GIVEN EXERCISE: Which lines hold the word "data"? Copy each one.

──────────────────────────────

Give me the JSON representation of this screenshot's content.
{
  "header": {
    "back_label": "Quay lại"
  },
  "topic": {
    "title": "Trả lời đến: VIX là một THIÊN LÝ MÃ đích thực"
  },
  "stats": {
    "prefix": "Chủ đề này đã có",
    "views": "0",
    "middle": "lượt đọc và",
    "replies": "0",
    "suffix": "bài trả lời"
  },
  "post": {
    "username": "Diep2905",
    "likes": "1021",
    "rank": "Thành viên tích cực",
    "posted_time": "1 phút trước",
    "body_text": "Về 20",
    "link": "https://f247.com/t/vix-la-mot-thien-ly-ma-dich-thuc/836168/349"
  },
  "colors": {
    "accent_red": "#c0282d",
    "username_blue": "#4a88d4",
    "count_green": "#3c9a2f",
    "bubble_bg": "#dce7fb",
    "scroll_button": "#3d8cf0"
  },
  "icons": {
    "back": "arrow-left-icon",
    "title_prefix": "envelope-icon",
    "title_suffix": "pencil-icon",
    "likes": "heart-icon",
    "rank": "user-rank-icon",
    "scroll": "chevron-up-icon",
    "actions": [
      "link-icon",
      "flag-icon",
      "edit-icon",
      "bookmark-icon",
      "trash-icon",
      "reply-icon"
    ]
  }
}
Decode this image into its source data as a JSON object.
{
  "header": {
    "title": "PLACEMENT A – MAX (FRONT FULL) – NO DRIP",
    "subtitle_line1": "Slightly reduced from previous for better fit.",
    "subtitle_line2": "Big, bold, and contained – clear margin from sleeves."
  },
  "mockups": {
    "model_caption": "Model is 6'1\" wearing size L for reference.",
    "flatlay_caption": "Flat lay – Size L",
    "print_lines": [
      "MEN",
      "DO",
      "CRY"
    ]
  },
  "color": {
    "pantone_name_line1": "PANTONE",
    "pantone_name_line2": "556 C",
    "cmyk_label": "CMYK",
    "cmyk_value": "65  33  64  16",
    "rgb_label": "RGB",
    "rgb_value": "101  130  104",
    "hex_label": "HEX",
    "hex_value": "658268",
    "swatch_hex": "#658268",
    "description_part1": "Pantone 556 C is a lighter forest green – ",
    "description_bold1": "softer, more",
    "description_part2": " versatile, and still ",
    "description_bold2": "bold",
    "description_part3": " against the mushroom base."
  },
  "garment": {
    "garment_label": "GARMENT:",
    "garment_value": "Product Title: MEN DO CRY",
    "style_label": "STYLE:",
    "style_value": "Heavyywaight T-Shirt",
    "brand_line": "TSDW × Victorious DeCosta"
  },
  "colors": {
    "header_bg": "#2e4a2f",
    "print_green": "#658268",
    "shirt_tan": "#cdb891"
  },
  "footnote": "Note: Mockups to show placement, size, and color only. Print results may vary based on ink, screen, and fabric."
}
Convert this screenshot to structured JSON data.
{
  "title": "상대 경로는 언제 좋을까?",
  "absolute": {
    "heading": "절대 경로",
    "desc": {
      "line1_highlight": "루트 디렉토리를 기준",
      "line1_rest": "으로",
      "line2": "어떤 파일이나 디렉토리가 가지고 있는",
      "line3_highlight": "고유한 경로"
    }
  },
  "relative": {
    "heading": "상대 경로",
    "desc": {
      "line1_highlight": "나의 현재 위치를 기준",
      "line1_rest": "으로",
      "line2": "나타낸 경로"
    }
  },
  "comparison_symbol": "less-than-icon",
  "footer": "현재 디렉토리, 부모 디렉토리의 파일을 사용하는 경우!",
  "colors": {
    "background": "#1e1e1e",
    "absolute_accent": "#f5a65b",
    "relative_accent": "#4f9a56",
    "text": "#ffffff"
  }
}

──────────────────────────────

TASK OUTPUT:
Decode this image into its source data as a JSON object.
Convert this screenshot to structured JSON data.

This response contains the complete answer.